Task brief | Select the lines below containing the word "west".

Source data |
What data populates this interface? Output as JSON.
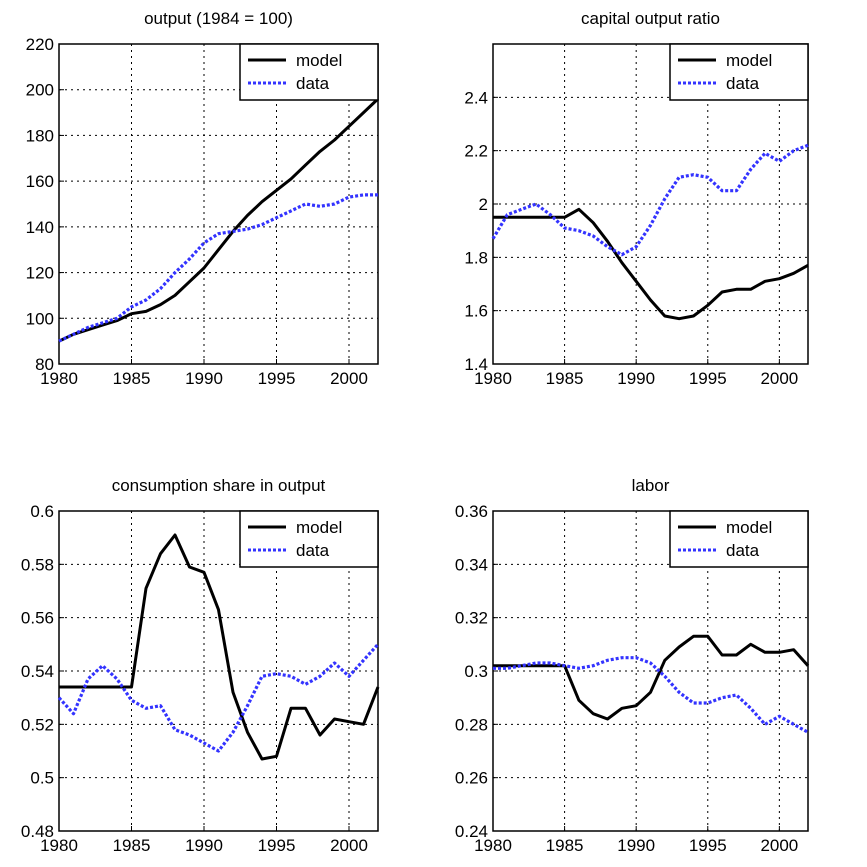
{
  "chart_data": [
    {
      "type": "line",
      "title": "output (1984 = 100)",
      "xlabel": "",
      "ylabel": "",
      "xlim": [
        1980,
        2002
      ],
      "ylim": [
        80,
        220
      ],
      "xticks": [
        1980,
        1985,
        1990,
        1995,
        2000
      ],
      "yticks": [
        80,
        100,
        120,
        140,
        160,
        180,
        200,
        220
      ],
      "yticks_text": [
        "80",
        "100",
        "120",
        "140",
        "160",
        "180",
        "200",
        "220"
      ],
      "grid": true,
      "legend_position": "top-right",
      "x": [
        1980,
        1981,
        1982,
        1983,
        1984,
        1985,
        1986,
        1987,
        1988,
        1989,
        1990,
        1991,
        1992,
        1993,
        1994,
        1995,
        1996,
        1997,
        1998,
        1999,
        2000,
        2001,
        2002
      ],
      "series": [
        {
          "name": "model",
          "color": "#000000",
          "style": "solid",
          "values": [
            90,
            93,
            95,
            97,
            99,
            102,
            103,
            106,
            110,
            116,
            122,
            130,
            138,
            145,
            151,
            156,
            161,
            167,
            173,
            178,
            184,
            190,
            196
          ]
        },
        {
          "name": "data",
          "color": "#3333ff",
          "style": "dotted",
          "values": [
            90,
            93,
            96,
            98,
            100,
            105,
            108,
            113,
            120,
            126,
            133,
            137,
            138,
            139,
            141,
            144,
            147,
            150,
            149,
            150,
            153,
            154,
            154
          ]
        }
      ]
    },
    {
      "type": "line",
      "title": "capital output ratio",
      "xlabel": "",
      "ylabel": "",
      "xlim": [
        1980,
        2002
      ],
      "ylim": [
        1.4,
        2.6
      ],
      "xticks": [
        1980,
        1985,
        1990,
        1995,
        2000
      ],
      "yticks": [
        1.4,
        1.6,
        1.8,
        2.0,
        2.2,
        2.4
      ],
      "yticks_text": [
        "1.4",
        "1.6",
        "1.8",
        "2",
        "2.2",
        "2.4"
      ],
      "grid": true,
      "legend_position": "top-right",
      "x": [
        1980,
        1981,
        1982,
        1983,
        1984,
        1985,
        1986,
        1987,
        1988,
        1989,
        1990,
        1991,
        1992,
        1993,
        1994,
        1995,
        1996,
        1997,
        1998,
        1999,
        2000,
        2001,
        2002
      ],
      "series": [
        {
          "name": "model",
          "color": "#000000",
          "style": "solid",
          "values": [
            1.95,
            1.95,
            1.95,
            1.95,
            1.95,
            1.95,
            1.98,
            1.93,
            1.86,
            1.78,
            1.71,
            1.64,
            1.58,
            1.57,
            1.58,
            1.62,
            1.67,
            1.68,
            1.68,
            1.71,
            1.72,
            1.74,
            1.77
          ]
        },
        {
          "name": "data",
          "color": "#3333ff",
          "style": "dotted",
          "values": [
            1.87,
            1.96,
            1.98,
            2.0,
            1.96,
            1.91,
            1.9,
            1.88,
            1.84,
            1.81,
            1.84,
            1.92,
            2.02,
            2.1,
            2.11,
            2.1,
            2.05,
            2.05,
            2.13,
            2.19,
            2.16,
            2.2,
            2.22
          ]
        }
      ]
    },
    {
      "type": "line",
      "title": "consumption share in output",
      "xlabel": "",
      "ylabel": "",
      "xlim": [
        1980,
        2002
      ],
      "ylim": [
        0.48,
        0.6
      ],
      "xticks": [
        1980,
        1985,
        1990,
        1995,
        2000
      ],
      "yticks": [
        0.48,
        0.5,
        0.52,
        0.54,
        0.56,
        0.58,
        0.6
      ],
      "yticks_text": [
        "0.48",
        "0.5",
        "0.52",
        "0.54",
        "0.56",
        "0.58",
        "0.6"
      ],
      "grid": true,
      "legend_position": "top-right",
      "x": [
        1980,
        1981,
        1982,
        1983,
        1984,
        1985,
        1986,
        1987,
        1988,
        1989,
        1990,
        1991,
        1992,
        1993,
        1994,
        1995,
        1996,
        1997,
        1998,
        1999,
        2000,
        2001,
        2002
      ],
      "series": [
        {
          "name": "model",
          "color": "#000000",
          "style": "solid",
          "values": [
            0.534,
            0.534,
            0.534,
            0.534,
            0.534,
            0.534,
            0.571,
            0.584,
            0.591,
            0.579,
            0.577,
            0.563,
            0.532,
            0.517,
            0.507,
            0.508,
            0.526,
            0.526,
            0.516,
            0.522,
            0.521,
            0.52,
            0.534
          ]
        },
        {
          "name": "data",
          "color": "#3333ff",
          "style": "dotted",
          "values": [
            0.53,
            0.524,
            0.537,
            0.542,
            0.537,
            0.529,
            0.526,
            0.527,
            0.518,
            0.516,
            0.513,
            0.51,
            0.517,
            0.527,
            0.538,
            0.539,
            0.538,
            0.535,
            0.538,
            0.543,
            0.538,
            0.544,
            0.55
          ]
        }
      ]
    },
    {
      "type": "line",
      "title": "labor",
      "xlabel": "",
      "ylabel": "",
      "xlim": [
        1980,
        2002
      ],
      "ylim": [
        0.24,
        0.36
      ],
      "xticks": [
        1980,
        1985,
        1990,
        1995,
        2000
      ],
      "yticks": [
        0.24,
        0.26,
        0.28,
        0.3,
        0.32,
        0.34,
        0.36
      ],
      "yticks_text": [
        "0.24",
        "0.26",
        "0.28",
        "0.3",
        "0.32",
        "0.34",
        "0.36"
      ],
      "grid": true,
      "legend_position": "top-right",
      "x": [
        1980,
        1981,
        1982,
        1983,
        1984,
        1985,
        1986,
        1987,
        1988,
        1989,
        1990,
        1991,
        1992,
        1993,
        1994,
        1995,
        1996,
        1997,
        1998,
        1999,
        2000,
        2001,
        2002
      ],
      "series": [
        {
          "name": "model",
          "color": "#000000",
          "style": "solid",
          "values": [
            0.302,
            0.302,
            0.302,
            0.302,
            0.302,
            0.302,
            0.289,
            0.284,
            0.282,
            0.286,
            0.287,
            0.292,
            0.304,
            0.309,
            0.313,
            0.313,
            0.306,
            0.306,
            0.31,
            0.307,
            0.307,
            0.308,
            0.302
          ]
        },
        {
          "name": "data",
          "color": "#3333ff",
          "style": "dotted",
          "values": [
            0.301,
            0.301,
            0.302,
            0.303,
            0.303,
            0.302,
            0.301,
            0.302,
            0.304,
            0.305,
            0.305,
            0.303,
            0.298,
            0.292,
            0.288,
            0.288,
            0.29,
            0.291,
            0.286,
            0.28,
            0.283,
            0.28,
            0.277
          ]
        }
      ]
    }
  ]
}
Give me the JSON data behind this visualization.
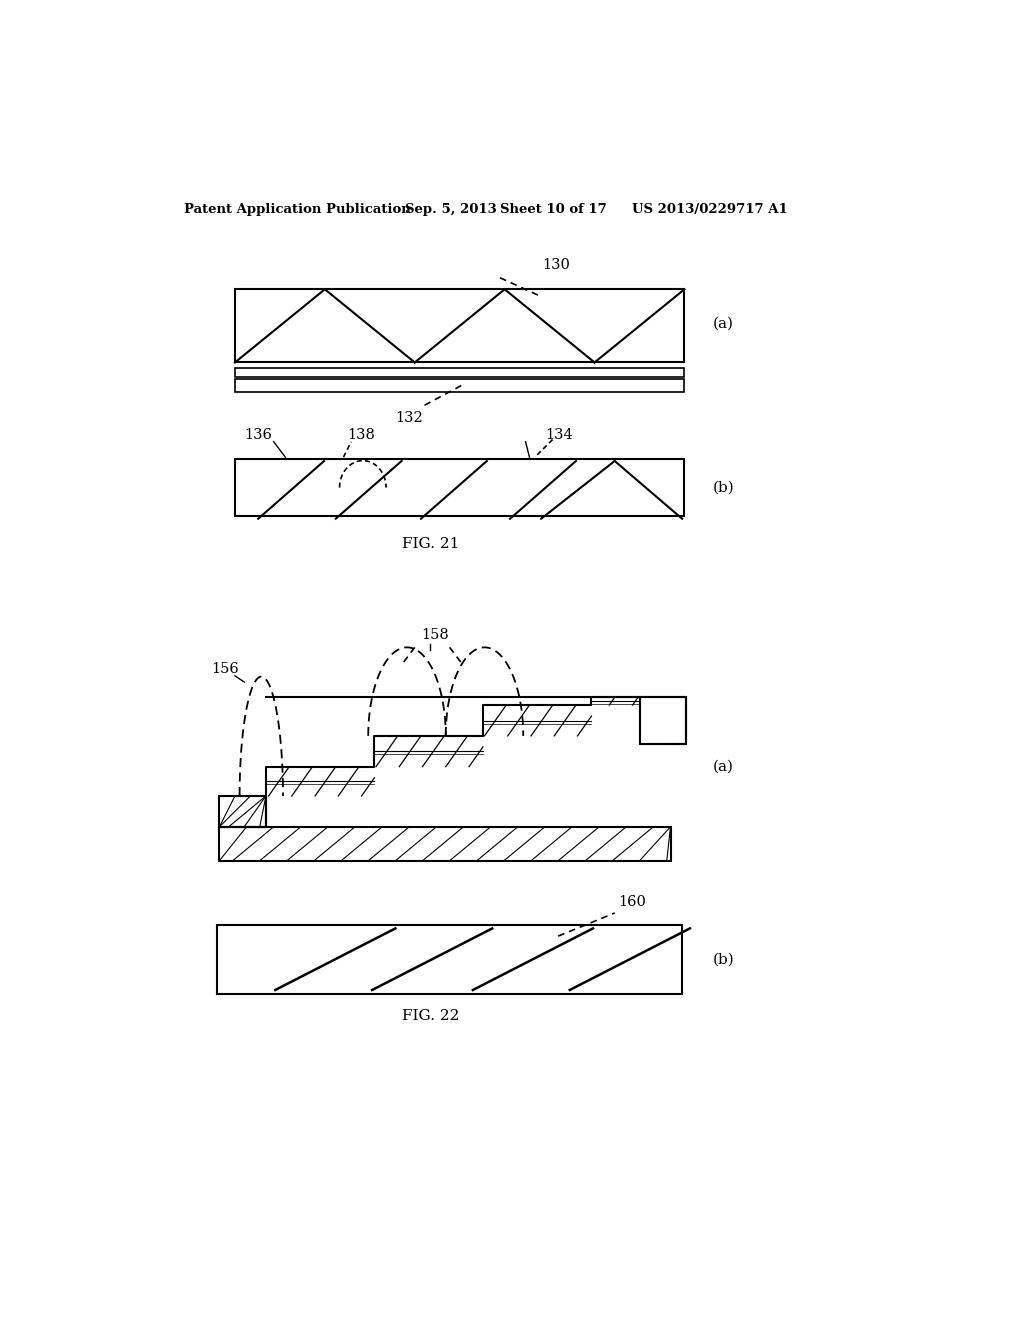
{
  "bg_color": "#ffffff",
  "header_text": "Patent Application Publication",
  "header_date": "Sep. 5, 2013",
  "header_sheet": "Sheet 10 of 17",
  "header_patent": "US 2013/0229717 A1",
  "fig21_label": "FIG. 21",
  "fig22_label": "FIG. 22"
}
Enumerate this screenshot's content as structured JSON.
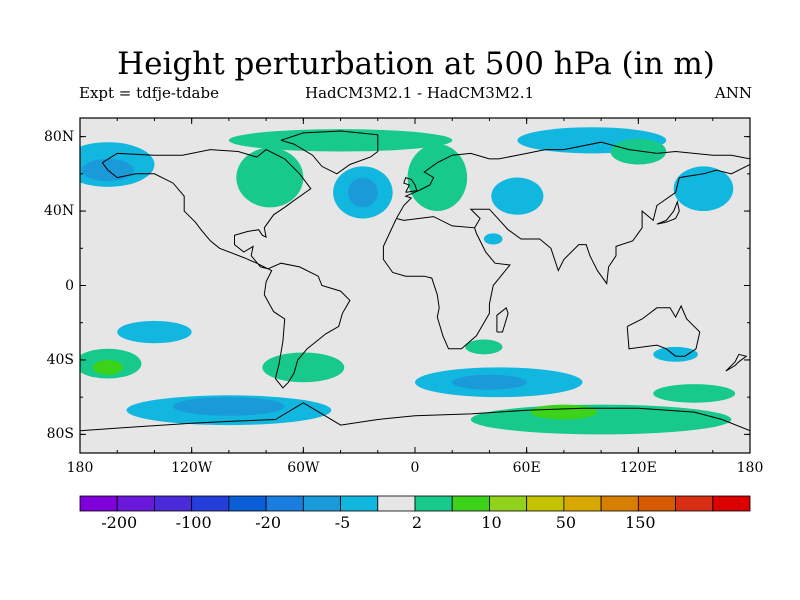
{
  "title": "Height perturbation at 500 hPa (in m)",
  "subtitle_left": "Expt = tdfje-tdabe",
  "subtitle_center": "HadCM3M2.1 - HadCM3M2.1",
  "subtitle_right": "ANN",
  "map": {
    "lon_range": [
      -180,
      180
    ],
    "lat_range": [
      -90,
      90
    ],
    "lat_ticks": [
      {
        "value": 80,
        "label": "80N"
      },
      {
        "value": 40,
        "label": "40N"
      },
      {
        "value": 0,
        "label": "0"
      },
      {
        "value": -40,
        "label": "40S"
      },
      {
        "value": -80,
        "label": "80S"
      }
    ],
    "lon_ticks": [
      {
        "value": -180,
        "label": "180"
      },
      {
        "value": -120,
        "label": "120W"
      },
      {
        "value": -60,
        "label": "60W"
      },
      {
        "value": 0,
        "label": "0"
      },
      {
        "value": 60,
        "label": "60E"
      },
      {
        "value": 120,
        "label": "120E"
      },
      {
        "value": 180,
        "label": "180"
      }
    ],
    "background_color": "#e6e6e6",
    "regions": [
      {
        "name": "north-pacific-low",
        "lon": -165,
        "lat": 65,
        "rx": 25,
        "ry": 12,
        "level": "neg1"
      },
      {
        "name": "north-pacific-low-core",
        "lon": -165,
        "lat": 62,
        "rx": 14,
        "ry": 6,
        "level": "neg2"
      },
      {
        "name": "north-america-high",
        "lon": -78,
        "lat": 58,
        "rx": 18,
        "ry": 16,
        "level": "pos1"
      },
      {
        "name": "north-atlantic-low",
        "lon": -28,
        "lat": 50,
        "rx": 16,
        "ry": 14,
        "level": "neg1"
      },
      {
        "name": "north-atlantic-low-core",
        "lon": -28,
        "lat": 50,
        "rx": 8,
        "ry": 8,
        "level": "neg2"
      },
      {
        "name": "europe-high",
        "lon": 12,
        "lat": 58,
        "rx": 16,
        "ry": 18,
        "level": "pos1"
      },
      {
        "name": "arctic-high",
        "lon": -40,
        "lat": 78,
        "rx": 60,
        "ry": 6,
        "level": "pos1"
      },
      {
        "name": "central-asia-low",
        "lon": 55,
        "lat": 48,
        "rx": 14,
        "ry": 10,
        "level": "neg1"
      },
      {
        "name": "siberia-low",
        "lon": 95,
        "lat": 78,
        "rx": 40,
        "ry": 7,
        "level": "neg1"
      },
      {
        "name": "east-asia-high",
        "lon": 120,
        "lat": 72,
        "rx": 15,
        "ry": 7,
        "level": "pos1"
      },
      {
        "name": "north-pacific-west-low",
        "lon": 155,
        "lat": 52,
        "rx": 16,
        "ry": 12,
        "level": "neg1"
      },
      {
        "name": "arabia-low",
        "lon": 42,
        "lat": 25,
        "rx": 5,
        "ry": 3,
        "level": "neg1"
      },
      {
        "name": "south-pacific-high",
        "lon": -165,
        "lat": -42,
        "rx": 18,
        "ry": 8,
        "level": "pos1"
      },
      {
        "name": "south-pacific-high-core",
        "lon": -165,
        "lat": -44,
        "rx": 8,
        "ry": 4,
        "level": "pos2"
      },
      {
        "name": "south-pacific-low",
        "lon": -140,
        "lat": -25,
        "rx": 20,
        "ry": 6,
        "level": "neg1"
      },
      {
        "name": "south-america-high",
        "lon": -60,
        "lat": -44,
        "rx": 22,
        "ry": 8,
        "level": "pos1"
      },
      {
        "name": "southern-ocean-low-west",
        "lon": -100,
        "lat": -67,
        "rx": 55,
        "ry": 8,
        "level": "neg1"
      },
      {
        "name": "southern-ocean-low-west-core",
        "lon": -100,
        "lat": -65,
        "rx": 30,
        "ry": 5,
        "level": "neg2"
      },
      {
        "name": "southern-ocean-low-east",
        "lon": 45,
        "lat": -52,
        "rx": 45,
        "ry": 8,
        "level": "neg1"
      },
      {
        "name": "southern-ocean-low-east-core",
        "lon": 40,
        "lat": -52,
        "rx": 20,
        "ry": 4,
        "level": "neg2"
      },
      {
        "name": "antarctic-high",
        "lon": 100,
        "lat": -72,
        "rx": 70,
        "ry": 8,
        "level": "pos1"
      },
      {
        "name": "antarctic-high-core",
        "lon": 80,
        "lat": -68,
        "rx": 18,
        "ry": 4,
        "level": "pos2"
      },
      {
        "name": "australia-south-low",
        "lon": 140,
        "lat": -37,
        "rx": 12,
        "ry": 4,
        "level": "neg1"
      },
      {
        "name": "new-zealand-high",
        "lon": 150,
        "lat": -58,
        "rx": 22,
        "ry": 5,
        "level": "pos1"
      },
      {
        "name": "south-atlantic-high",
        "lon": 37,
        "lat": -33,
        "rx": 10,
        "ry": 4,
        "level": "pos1"
      }
    ]
  },
  "colorbar": {
    "colors": [
      "#7f00d9",
      "#6a18d9",
      "#4a2ad9",
      "#243ed9",
      "#0a5ed8",
      "#1a7ee0",
      "#1a9ad8",
      "#11b7de",
      "#e6e6e6",
      "#17c98a",
      "#3cd21a",
      "#90d21c",
      "#c5c200",
      "#d8a700",
      "#d67f00",
      "#d65b00",
      "#d82e14",
      "#dc0000"
    ],
    "tick_labels": [
      "-200",
      "-100",
      "-20",
      "-5",
      "2",
      "10",
      "50",
      "150"
    ]
  },
  "level_colors": {
    "neg2": "#1a9ad8",
    "neg1": "#11b7de",
    "pos1": "#17c98a",
    "pos2": "#3cd21a"
  }
}
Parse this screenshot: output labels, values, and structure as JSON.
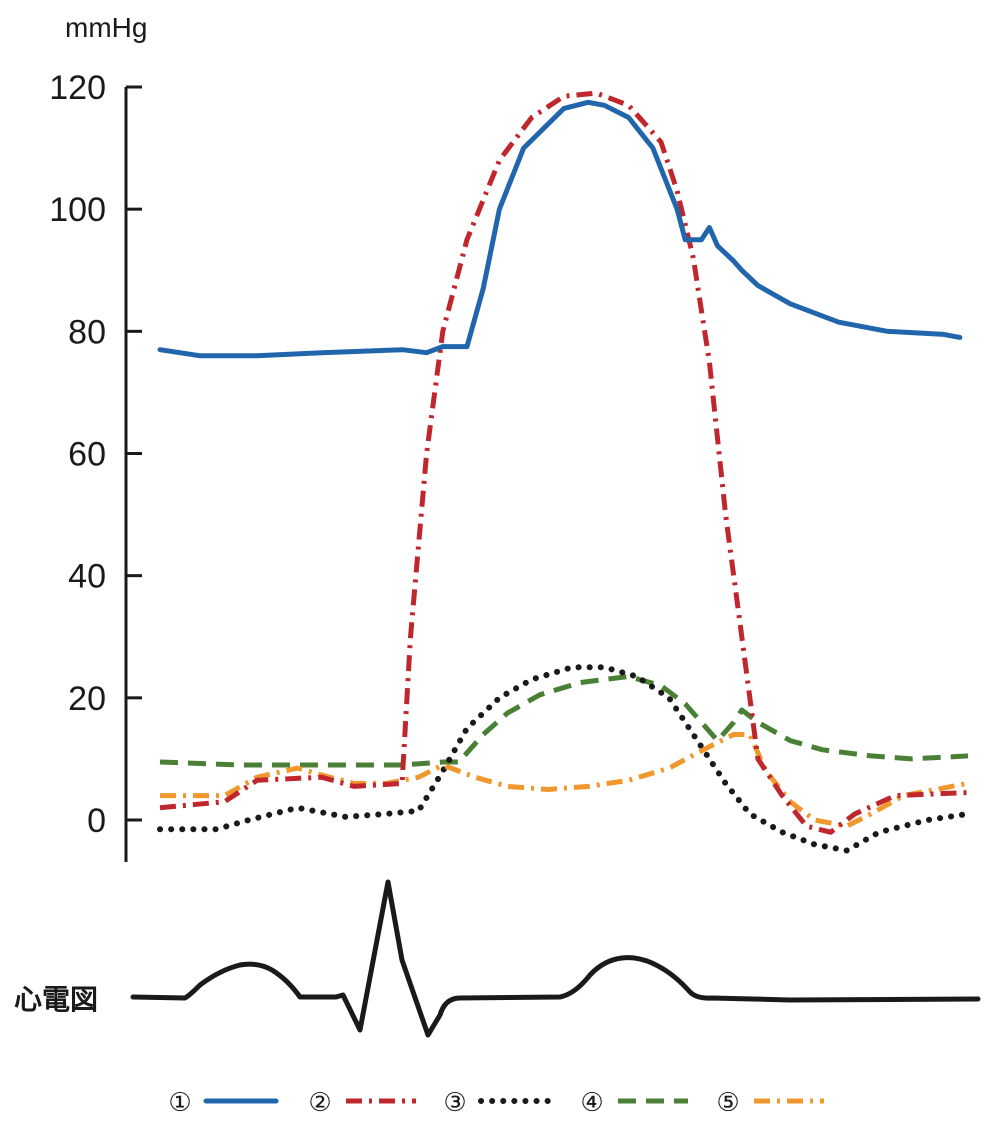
{
  "chart_data": {
    "type": "line",
    "ylabel": "mmHg",
    "ylim": [
      0,
      120
    ],
    "yticks": [
      "120",
      "100",
      "80",
      "60",
      "40",
      "20",
      "0"
    ],
    "ecg_label": "心電図",
    "x_range": [
      0,
      100
    ],
    "series": [
      {
        "name": "①",
        "color": "#2166ac",
        "style": "solid",
        "points": [
          [
            0,
            77
          ],
          [
            5,
            76
          ],
          [
            12,
            76
          ],
          [
            20,
            76.5
          ],
          [
            30,
            77
          ],
          [
            33,
            76.5
          ],
          [
            35,
            77.5
          ],
          [
            38,
            77.5
          ],
          [
            40,
            87
          ],
          [
            42,
            100
          ],
          [
            45,
            110
          ],
          [
            50,
            116.5
          ],
          [
            53,
            117.5
          ],
          [
            55,
            117
          ],
          [
            58,
            115
          ],
          [
            61,
            110
          ],
          [
            64,
            100
          ],
          [
            65,
            95
          ],
          [
            67,
            95
          ],
          [
            68,
            97
          ],
          [
            69,
            94
          ],
          [
            71,
            91.5
          ],
          [
            72,
            90
          ],
          [
            74,
            87.5
          ],
          [
            78,
            84.5
          ],
          [
            84,
            81.5
          ],
          [
            90,
            80
          ],
          [
            97,
            79.5
          ],
          [
            99,
            79
          ]
        ]
      },
      {
        "name": "②",
        "color": "#c0272d",
        "style": "dashdot",
        "points": [
          [
            0,
            2
          ],
          [
            8,
            3
          ],
          [
            12,
            6.5
          ],
          [
            20,
            7
          ],
          [
            24,
            5.5
          ],
          [
            30,
            6
          ],
          [
            30,
            7
          ],
          [
            31,
            30
          ],
          [
            33,
            60
          ],
          [
            35,
            80
          ],
          [
            38,
            95
          ],
          [
            42,
            108
          ],
          [
            46,
            115
          ],
          [
            50,
            118.5
          ],
          [
            54,
            119
          ],
          [
            58,
            117
          ],
          [
            62,
            111
          ],
          [
            64,
            103
          ],
          [
            66,
            92
          ],
          [
            68,
            75
          ],
          [
            70,
            50
          ],
          [
            72,
            30
          ],
          [
            74,
            10
          ],
          [
            77,
            4
          ],
          [
            80,
            -1
          ],
          [
            83,
            -2
          ],
          [
            86,
            1
          ],
          [
            91,
            4
          ],
          [
            100,
            4.5
          ]
        ]
      },
      {
        "name": "③",
        "color": "#1a1a1a",
        "style": "dotted",
        "points": [
          [
            0,
            -1.5
          ],
          [
            7,
            -1.5
          ],
          [
            11,
            0
          ],
          [
            17,
            2
          ],
          [
            23,
            0.5
          ],
          [
            28,
            1
          ],
          [
            32,
            1.5
          ],
          [
            35,
            8
          ],
          [
            38,
            15
          ],
          [
            42,
            20
          ],
          [
            46,
            23
          ],
          [
            51,
            25
          ],
          [
            55,
            25
          ],
          [
            59,
            23.5
          ],
          [
            63,
            20
          ],
          [
            67,
            12
          ],
          [
            70,
            6
          ],
          [
            73,
            1
          ],
          [
            77,
            -2
          ],
          [
            81,
            -4
          ],
          [
            85,
            -5
          ],
          [
            89,
            -2
          ],
          [
            95,
            0
          ],
          [
            100,
            1
          ]
        ]
      },
      {
        "name": "④",
        "color": "#4a8035",
        "style": "dashed",
        "points": [
          [
            0,
            9.5
          ],
          [
            10,
            9
          ],
          [
            20,
            9
          ],
          [
            30,
            9
          ],
          [
            35,
            9.5
          ],
          [
            37,
            9.5
          ],
          [
            38,
            11
          ],
          [
            40,
            14
          ],
          [
            43,
            17.5
          ],
          [
            47,
            20.5
          ],
          [
            52,
            22.5
          ],
          [
            58,
            23.5
          ],
          [
            62,
            22
          ],
          [
            65,
            19
          ],
          [
            67,
            16
          ],
          [
            69,
            13
          ],
          [
            71,
            16
          ],
          [
            72,
            18
          ],
          [
            74,
            16
          ],
          [
            78,
            13
          ],
          [
            82,
            11.5
          ],
          [
            88,
            10.5
          ],
          [
            93,
            10
          ],
          [
            100,
            10.5
          ]
        ]
      },
      {
        "name": "⑤",
        "color": "#f0982d",
        "style": "dashdot",
        "points": [
          [
            0,
            4
          ],
          [
            8,
            4
          ],
          [
            12,
            7
          ],
          [
            17,
            8.5
          ],
          [
            21,
            7
          ],
          [
            24,
            6
          ],
          [
            28,
            6
          ],
          [
            32,
            7
          ],
          [
            35,
            9
          ],
          [
            39,
            7
          ],
          [
            43,
            5.5
          ],
          [
            48,
            5
          ],
          [
            53,
            5.5
          ],
          [
            58,
            6.5
          ],
          [
            63,
            8.5
          ],
          [
            68,
            12
          ],
          [
            71,
            14
          ],
          [
            73,
            14
          ],
          [
            75,
            8
          ],
          [
            78,
            3
          ],
          [
            81,
            0
          ],
          [
            85,
            -1
          ],
          [
            88,
            1
          ],
          [
            92,
            4
          ],
          [
            96,
            5
          ],
          [
            100,
            6
          ]
        ]
      }
    ],
    "legend": [
      "①",
      "②",
      "③",
      "④",
      "⑤"
    ]
  },
  "colors": {
    "axis": "#1a1a1a",
    "ecg": "#1a1a1a"
  }
}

Solution below |
        "name": "north-pacific-west-low",
        "name": "southern-ocean-low-west",
        "name": "southern-ocean-low-west-core",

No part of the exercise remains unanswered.